##### Given passage #####

Hook & thesis
Credo Technology is growing like a software winner trapped in a hardware shell. The company just reported revenue of $407M with roughly 201% year-over-year growth and blistering gross margins near 68.5%. Those are not startup numerics - they are enterprise-scale economics being delivered by a manufacturer of Active Electrical Cables (AECs), SerDes chiplets and connectivity silicon that hyperscalers need now to scale AI infrastructure.
Market skeptics point to customer concentration and a headline valuation that looks rich on traditional multiples. That criticism is fair. But the setup I like: the company is already monetizing the hyperscaler capex wave, the products have a structural reliability and power-efficiency advantage versus fiber alternatives, and the business is turning sales into free cash flow. I recommend a tactical long with clear entry, stop and target, sized to respect the valuation risk while leaning into a high-probability growth runway.
Why the market should care - business explained
Credo builds the physical plumbing that links GPUs and other accelerators inside the modern AI data center. Its Active Electrical Cables and SerDes chiplets are engineered for ultra-low latency, high reliability and lower power consumption compared with many fiber solutions. For hyperscalers building dense GPU clusters, those characteristics directly translate into higher usable throughput per rack and lower operating costs.
That matters because hyperscaler AI capex is not a vague tailwind - it is a concentrated, high-dollar market. Credo reported revenue of $407.01M in the quarter and provided guidance of $425M to $435M for the following quarter. Those numbers represent a business already in hypergrowth mode and converting sales into attractive margins; adjusted EPS for the quarter came in at $1.07, beating consensus, and free cash flow for the trailing period is notable at $283,694,000.
Numbers that support the thesis
- Revenue: $407.01M in the most recent reported quarter - roughly 201% YoY growth.
- Gross margins: ~68.5%, which is high for a hardware vendor and hints at differentiated technology and pricing power.
- Guidance: management is targeting $425M-$435M next quarter, implying continued sequential strength.
- Market cap and multiples: market cap is approximately $21.6B with P/E near mid-60s and price-to-sales around 20x; enterprise value is about $20.49B and EV/Sales sits near 19x.
- Capital generation: free cash flow is $283.7M, and the company operates with a large current ratio (10.82) and quick ratio (9.56), indicating a strong liquidity profile to fund product ramps.
Valuation framing
On headline multiples the stock is expensive: P/E in the low-to-mid 60s and P/S near 20x reads like long-term growth is baked in. That is true - the market is pricing a lot of growth. But the comparison must be qualitative: Credo is not a commodity cable maker. It sells performance-differentiated products into a market where a single hyperscaler purchase order can be many multiples of what a typical enterprise spends.
If Credo sustains ~50%+ YoY growth into FY2027 (management has guided for 50%+), the current multiple compresses quickly as sales scale and FCF expands. The enterprise value of about $20.49B versus the current sales run-rate suggests the market expects both rapid growth and execution perfection; my thesis is that execution will be good enough to justify a higher absolute share price even if multiples normalize modestly from today’s peak levels.

##### Information provided #####

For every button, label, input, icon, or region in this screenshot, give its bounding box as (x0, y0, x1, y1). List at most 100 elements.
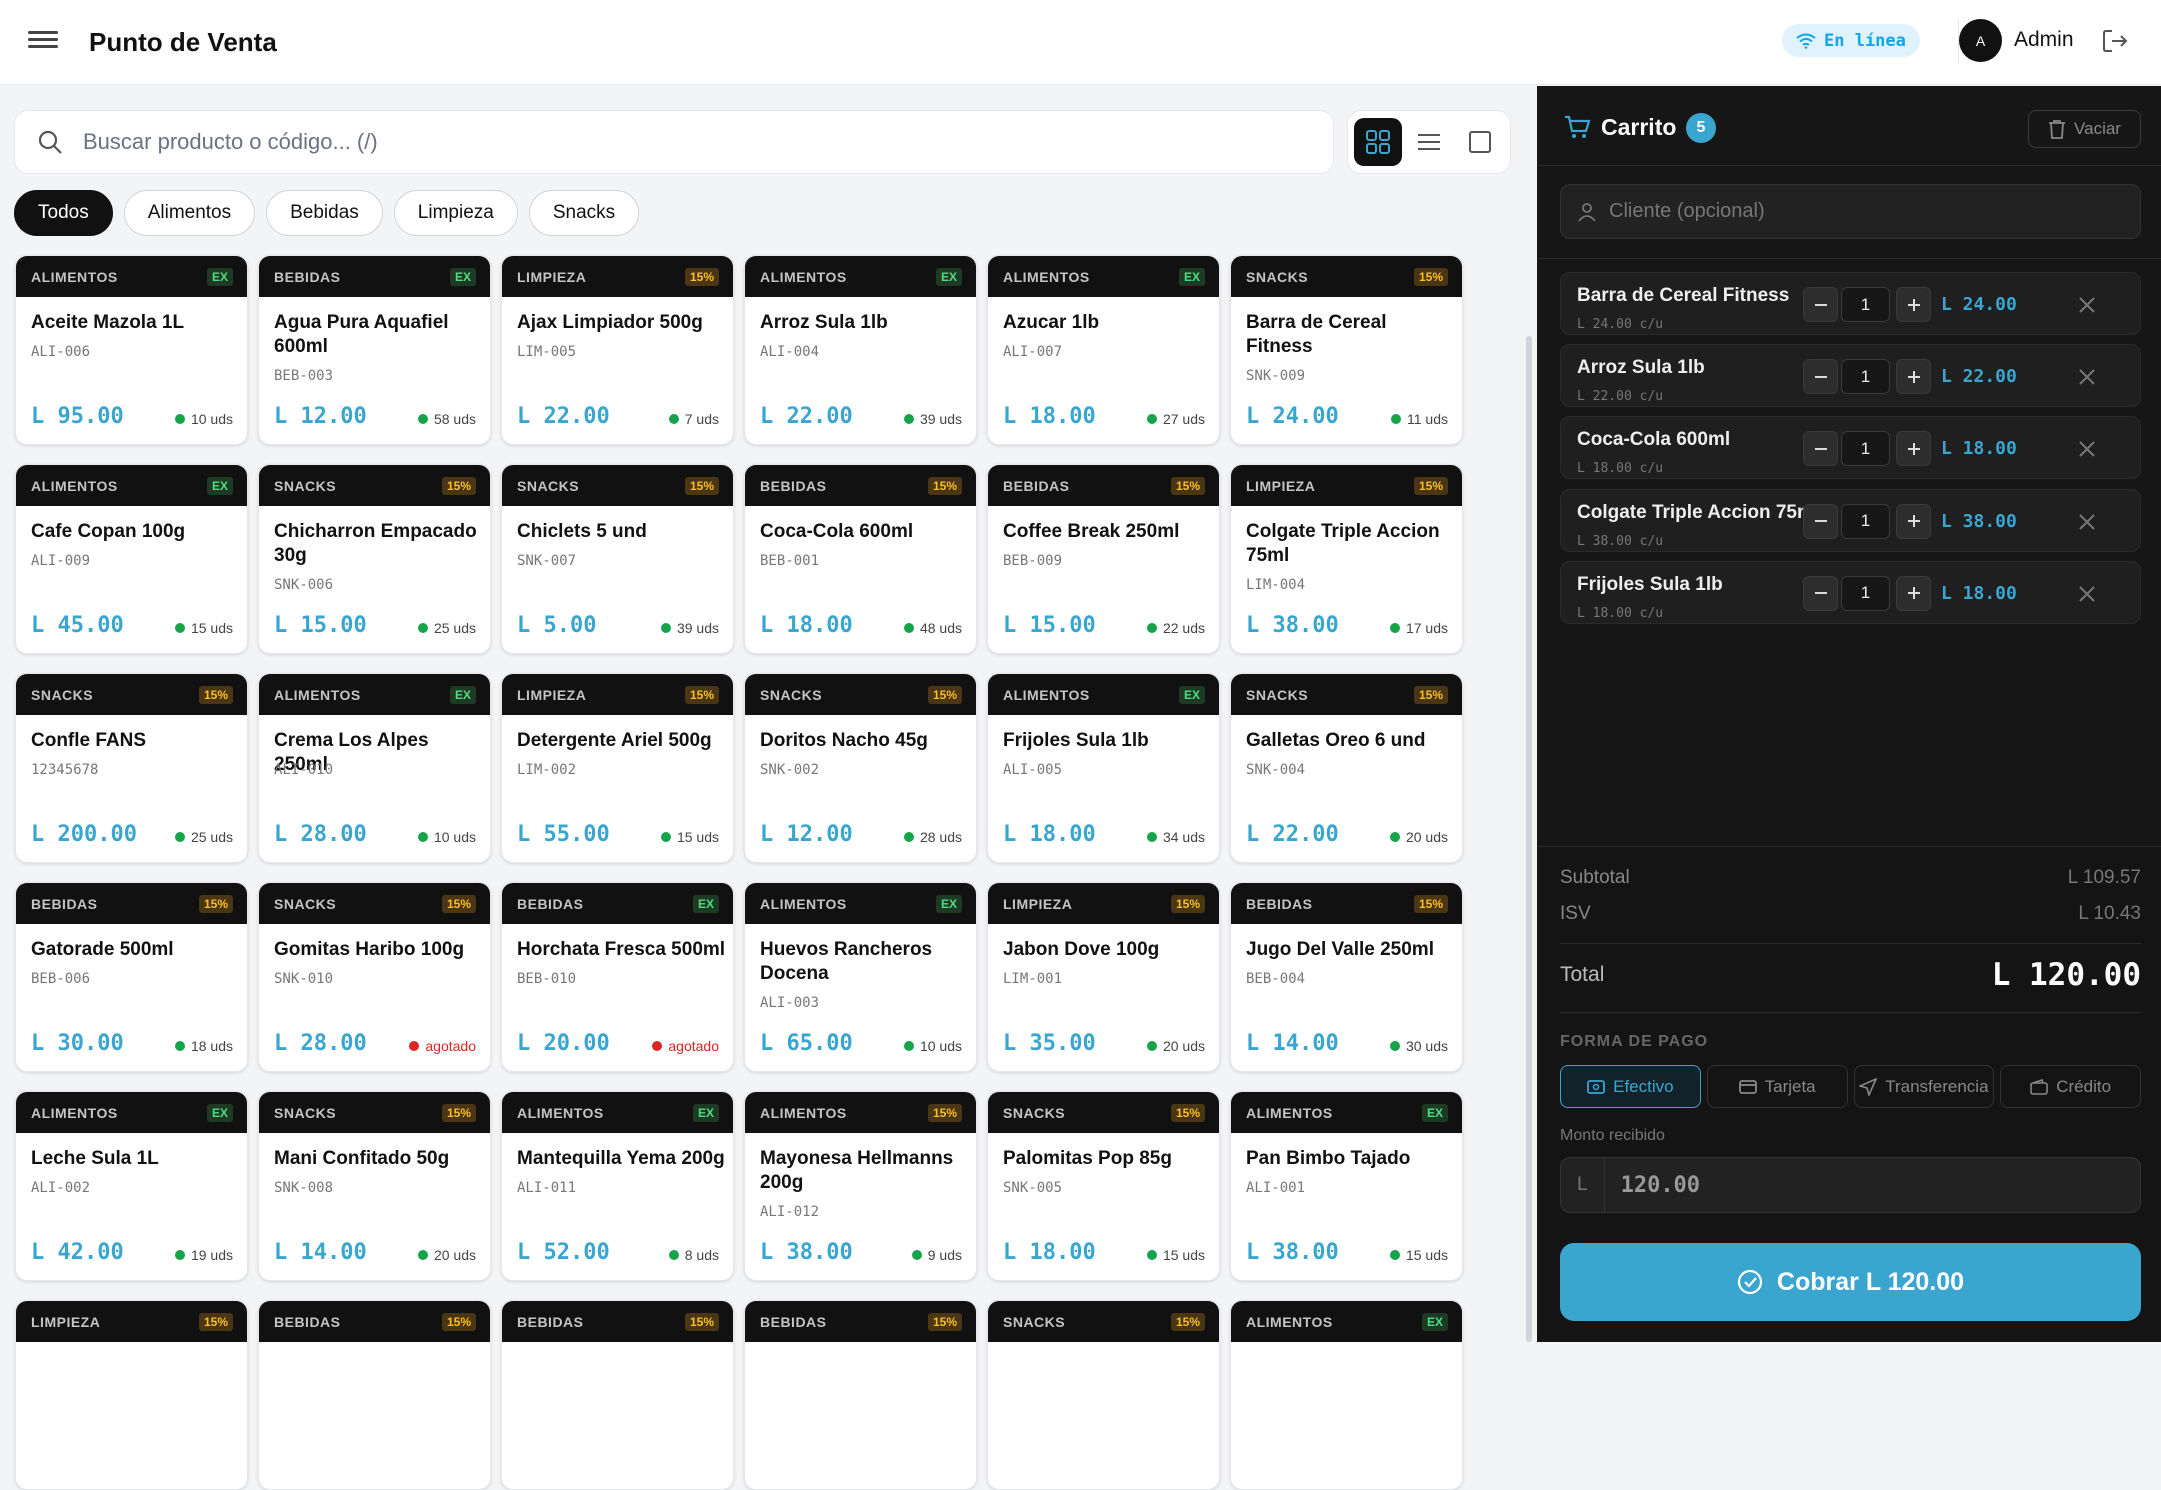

#####

Tasks to perform:
[a] Copy the Credo Technology article word for word from "- Capital generation: free" up to and including "fund product ramps.".
[b] Pick up the Credo Technology article after its last sentence and keep writing it.

Answers:
[a]
- Capital generation: free cash flow is $283.7M, and the company operates with a large current ratio (10.82) and quick ratio (9.56), indicating a strong liquidity profile to fund product ramps.

[b]
Catalysts
- Sequential beats on revenue and EPS - continued top-line upside (next quarter guidance raise) would force multiple re-rates.
- Product ramps and customer diversification - new hyperscaler wins beyond the two largest customers will materially reduce perceived concentration risk.
- Strategic partnerships or supply agreements - long-term sourcing deals with cloud providers or interconnect vendors would de-risk capacity and margin outlook.
- Macro tailwinds - continued hyperscaler AI capex and data center buildouts that prioritize power-efficient interconnects.
Trade plan
This is a directional, event-driven long targeting the AI infrastructure re-rating. I am entering near the current price and holding for a medium-to-long-term re-evaluation window tied to product ramps and next two quarters of execution.
| Action | Price | Horizon |
|---|---|---|
| Entry | $118.06 | Long term (180 trading days) - hold through two to four earnings cycles to allow new product ramps and customer diversification to surface. |
| Target | $190.00 | |
| Stop loss | $95.00 |
Rationale: entry at $118.06 buys into a story where top-line growth and 60%-plus gross margins turn into meaningful free cash flow expansion. The $190 target is below the 52-week high of $213.80 but reflects a re-rating driven by sustained revenue beats and visible customer diversification. The $95 stop limits capital at risk to structural concerns (customer concentration, valuation shock) while leaving room for normal post-earnings volatility.
Position sizing and execution notes
Because the stock carries high multiple risk and meaningful short interest (recent short interest settlements show roughly 7-8M shares short), I recommend sizing the initial position conservatively - single-digit percent of portfolio risk budget - and adding only on confirmed guidance raises or new customer disclosures. Use trailing stops if the position moves quickly toward the target to lock in gains.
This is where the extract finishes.